WRITTEN TASK: Show, in full, each line of the data that contains "Access".
· · · ·
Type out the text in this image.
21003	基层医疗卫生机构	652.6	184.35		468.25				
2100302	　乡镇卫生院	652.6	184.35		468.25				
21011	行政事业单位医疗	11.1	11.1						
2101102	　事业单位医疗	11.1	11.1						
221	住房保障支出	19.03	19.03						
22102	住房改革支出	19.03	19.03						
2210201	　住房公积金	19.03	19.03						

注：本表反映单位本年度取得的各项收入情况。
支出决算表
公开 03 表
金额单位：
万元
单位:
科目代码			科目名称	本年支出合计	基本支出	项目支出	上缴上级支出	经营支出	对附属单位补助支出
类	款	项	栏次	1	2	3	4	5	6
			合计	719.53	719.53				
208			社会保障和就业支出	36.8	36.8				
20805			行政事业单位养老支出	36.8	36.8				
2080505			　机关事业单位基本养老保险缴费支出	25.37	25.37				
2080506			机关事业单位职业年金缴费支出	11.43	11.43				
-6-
· · · ·
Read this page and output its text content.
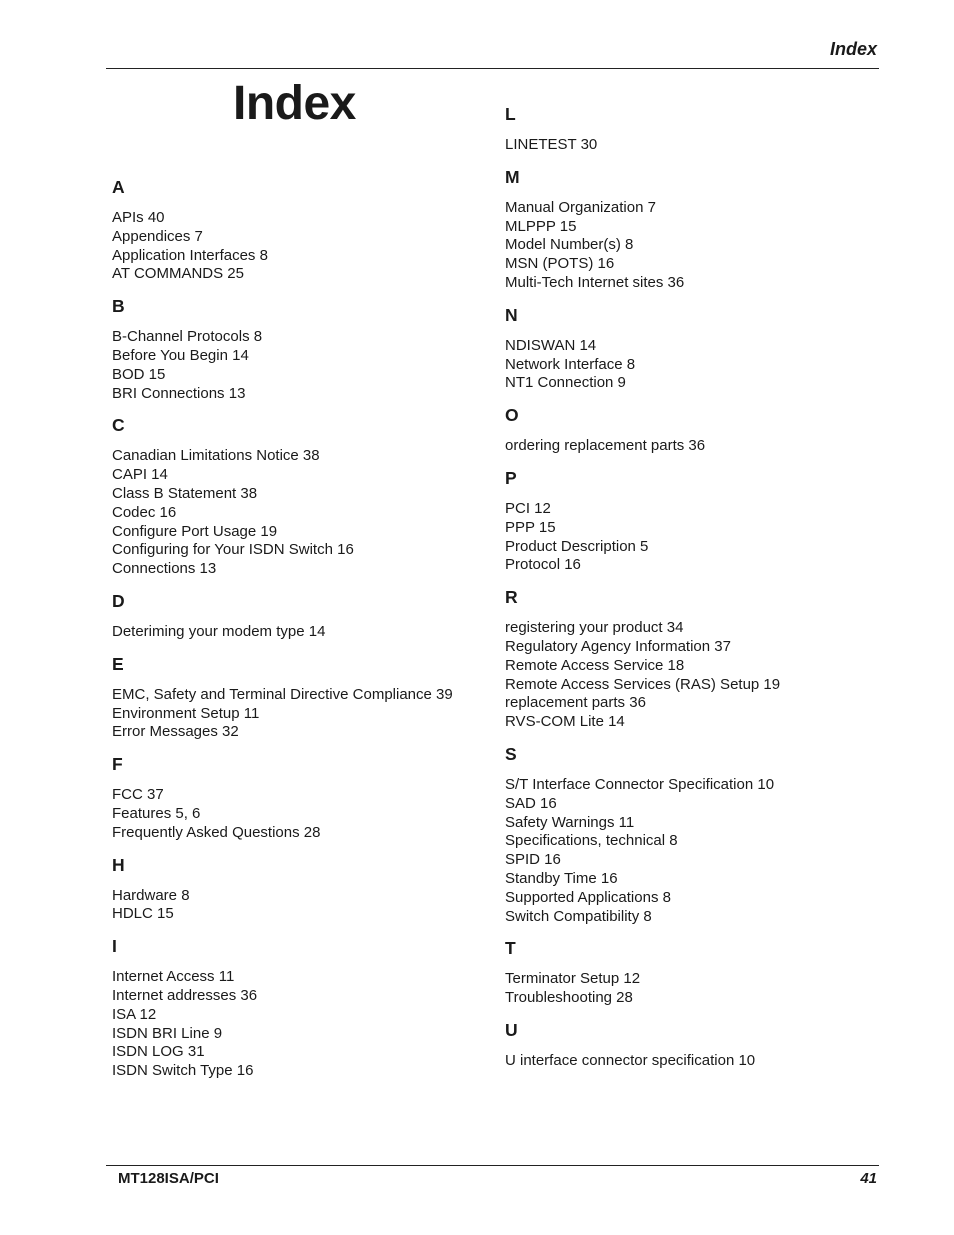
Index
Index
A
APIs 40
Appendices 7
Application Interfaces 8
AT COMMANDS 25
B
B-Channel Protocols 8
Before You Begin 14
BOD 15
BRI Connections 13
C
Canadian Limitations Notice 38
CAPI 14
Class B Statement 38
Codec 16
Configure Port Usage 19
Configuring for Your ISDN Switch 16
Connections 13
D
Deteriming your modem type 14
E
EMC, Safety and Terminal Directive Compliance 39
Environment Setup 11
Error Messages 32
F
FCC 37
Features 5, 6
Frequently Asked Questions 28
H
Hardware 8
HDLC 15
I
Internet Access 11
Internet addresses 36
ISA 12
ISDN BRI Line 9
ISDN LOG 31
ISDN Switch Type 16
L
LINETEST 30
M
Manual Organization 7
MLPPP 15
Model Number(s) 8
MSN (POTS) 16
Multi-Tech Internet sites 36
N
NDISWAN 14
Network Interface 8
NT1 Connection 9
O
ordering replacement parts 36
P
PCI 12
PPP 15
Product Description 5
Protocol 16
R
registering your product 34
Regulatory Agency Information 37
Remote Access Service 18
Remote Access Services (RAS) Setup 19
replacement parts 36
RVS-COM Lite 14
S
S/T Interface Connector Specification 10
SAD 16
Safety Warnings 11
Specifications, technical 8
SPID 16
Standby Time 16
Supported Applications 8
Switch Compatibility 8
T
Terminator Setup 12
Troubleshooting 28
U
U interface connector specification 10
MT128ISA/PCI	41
· · · ·
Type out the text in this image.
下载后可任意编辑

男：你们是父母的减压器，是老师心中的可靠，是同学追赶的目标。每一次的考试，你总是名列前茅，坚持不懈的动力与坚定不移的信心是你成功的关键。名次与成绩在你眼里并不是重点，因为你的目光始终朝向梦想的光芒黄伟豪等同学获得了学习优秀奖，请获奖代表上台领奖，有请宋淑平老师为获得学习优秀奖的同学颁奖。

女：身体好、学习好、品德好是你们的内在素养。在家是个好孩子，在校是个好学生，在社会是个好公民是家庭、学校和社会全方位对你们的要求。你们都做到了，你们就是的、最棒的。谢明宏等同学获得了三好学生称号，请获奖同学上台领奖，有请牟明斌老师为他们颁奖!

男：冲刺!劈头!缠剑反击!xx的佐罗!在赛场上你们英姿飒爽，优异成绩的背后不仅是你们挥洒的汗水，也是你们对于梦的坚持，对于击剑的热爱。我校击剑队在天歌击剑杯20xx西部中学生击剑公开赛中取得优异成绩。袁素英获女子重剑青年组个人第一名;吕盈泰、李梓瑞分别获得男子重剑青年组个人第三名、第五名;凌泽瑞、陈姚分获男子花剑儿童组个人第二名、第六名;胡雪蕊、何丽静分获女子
· · · ·
SOLUTION TO THE PROBLEM:
Internet Access 11
Remote Access Service 18
Remote Access Services (RAS) Setup 19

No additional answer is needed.